Copy the full set of lines exactly as given.

**Entries:**
[start]

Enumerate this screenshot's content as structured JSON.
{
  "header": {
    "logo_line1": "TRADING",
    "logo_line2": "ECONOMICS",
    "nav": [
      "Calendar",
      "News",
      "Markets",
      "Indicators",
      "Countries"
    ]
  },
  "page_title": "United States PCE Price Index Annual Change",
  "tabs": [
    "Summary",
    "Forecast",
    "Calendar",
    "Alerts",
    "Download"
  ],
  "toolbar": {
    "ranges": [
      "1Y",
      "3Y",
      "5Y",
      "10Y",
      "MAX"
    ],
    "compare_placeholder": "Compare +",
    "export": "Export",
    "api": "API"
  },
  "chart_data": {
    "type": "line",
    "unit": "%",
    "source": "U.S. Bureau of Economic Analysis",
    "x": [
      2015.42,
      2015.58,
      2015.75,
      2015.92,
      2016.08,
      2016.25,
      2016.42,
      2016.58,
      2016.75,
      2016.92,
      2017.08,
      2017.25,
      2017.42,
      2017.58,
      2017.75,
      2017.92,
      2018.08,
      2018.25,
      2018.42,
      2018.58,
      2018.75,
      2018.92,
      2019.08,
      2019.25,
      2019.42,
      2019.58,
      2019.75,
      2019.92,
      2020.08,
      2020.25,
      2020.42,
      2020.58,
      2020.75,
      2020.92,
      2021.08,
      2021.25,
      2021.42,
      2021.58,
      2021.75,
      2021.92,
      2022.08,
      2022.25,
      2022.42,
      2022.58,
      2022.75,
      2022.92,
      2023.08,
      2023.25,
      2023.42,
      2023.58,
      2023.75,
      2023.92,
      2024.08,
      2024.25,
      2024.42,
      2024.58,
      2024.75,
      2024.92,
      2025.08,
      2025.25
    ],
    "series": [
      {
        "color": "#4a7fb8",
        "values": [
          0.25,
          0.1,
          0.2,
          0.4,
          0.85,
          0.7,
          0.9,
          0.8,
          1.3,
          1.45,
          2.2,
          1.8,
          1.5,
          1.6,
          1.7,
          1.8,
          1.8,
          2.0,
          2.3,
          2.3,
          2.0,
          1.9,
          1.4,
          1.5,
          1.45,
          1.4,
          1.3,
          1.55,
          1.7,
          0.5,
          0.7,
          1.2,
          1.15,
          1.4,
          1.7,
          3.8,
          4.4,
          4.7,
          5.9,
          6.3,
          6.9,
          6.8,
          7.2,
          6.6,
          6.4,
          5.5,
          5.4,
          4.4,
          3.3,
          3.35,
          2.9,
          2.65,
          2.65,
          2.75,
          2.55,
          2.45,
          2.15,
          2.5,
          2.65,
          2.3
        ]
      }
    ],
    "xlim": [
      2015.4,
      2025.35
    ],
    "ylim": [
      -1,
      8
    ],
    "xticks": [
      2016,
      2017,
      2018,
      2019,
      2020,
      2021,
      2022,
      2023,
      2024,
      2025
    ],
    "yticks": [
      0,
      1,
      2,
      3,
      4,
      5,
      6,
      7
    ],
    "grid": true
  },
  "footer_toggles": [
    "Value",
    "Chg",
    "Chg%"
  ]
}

[end]

**Final result:**
Enumerate this screenshot's content as structured JSON.
{
  "header": {
    "logo_line1": "TRADING",
    "logo_line2": "ECONOMICS",
    "nav": [
      "Calendar",
      "News",
      "Markets",
      "Indicators",
      "Countries"
    ]
  },
  "page_title": "United States PCE Price Index Annual Change",
  "tabs": [
    "Summary",
    "Forecast",
    "Calendar",
    "Alerts",
    "Download"
  ],
  "toolbar": {
    "ranges": [
      "1Y",
      "3Y",
      "5Y",
      "10Y",
      "MAX"
    ],
    "compare_placeholder": "Compare +",
    "export": "Export",
    "api": "API"
  },
  "chart_data": {
    "type": "line",
    "unit": "%",
    "source": "U.S. Bureau of Economic Analysis",
    "x": [
      2015.42,
      2015.58,
      2015.75,
      2015.92,
      2016.08,
      2016.25,
      2016.42,
      2016.58,
      2016.75,
      2016.92,
      2017.08,
      2017.25,
      2017.42,
      2017.58,
      2017.75,
      2017.92,
      2018.08,
      2018.25,
      2018.42,
      2018.58,
      2018.75,
      2018.92,
      2019.08,
      2019.25,
      2019.42,
      2019.58,
      2019.75,
      2019.92,
      2020.08,
      2020.25,
      2020.42,
      2020.58,
      2020.75,
      2020.92,
      2021.08,
      2021.25,
      2021.42,
      2021.58,
      2021.75,
      2021.92,
      2022.08,
      2022.25,
      2022.42,
      2022.58,
      2022.75,
      2022.92,
      2023.08,
      2023.25,
      2023.42,
      2023.58,
      2023.75,
      2023.92,
      2024.08,
      2024.25,
      2024.42,
      2024.58,
      2024.75,
      2024.92,
      2025.08,
      2025.25
    ],
    "series": [
      {
        "color": "#4a7fb8",
        "values": [
          0.25,
          0.1,
          0.2,
          0.4,
          0.85,
          0.7,
          0.9,
          0.8,
          1.3,
          1.45,
          2.2,
          1.8,
          1.5,
          1.6,
          1.7,
          1.8,
          1.8,
          2.0,
          2.3,
          2.3,
          2.0,
          1.9,
          1.4,
          1.5,
          1.45,
          1.4,
          1.3,
          1.55,
          1.7,
          0.5,
          0.7,
          1.2,
          1.15,
          1.4,
          1.7,
          3.8,
          4.4,
          4.7,
          5.9,
          6.3,
          6.9,
          6.8,
          7.2,
          6.6,
          6.4,
          5.5,
          5.4,
          4.4,
          3.3,
          3.35,
          2.9,
          2.65,
          2.65,
          2.75,
          2.55,
          2.45,
          2.15,
          2.5,
          2.65,
          2.3
        ]
      }
    ],
    "xlim": [
      2015.4,
      2025.35
    ],
    "ylim": [
      -1,
      8
    ],
    "xticks": [
      2016,
      2017,
      2018,
      2019,
      2020,
      2021,
      2022,
      2023,
      2024,
      2025
    ],
    "yticks": [
      0,
      1,
      2,
      3,
      4,
      5,
      6,
      7
    ],
    "grid": true
  },
  "footer_toggles": [
    "Value",
    "Chg",
    "Chg%"
  ]
}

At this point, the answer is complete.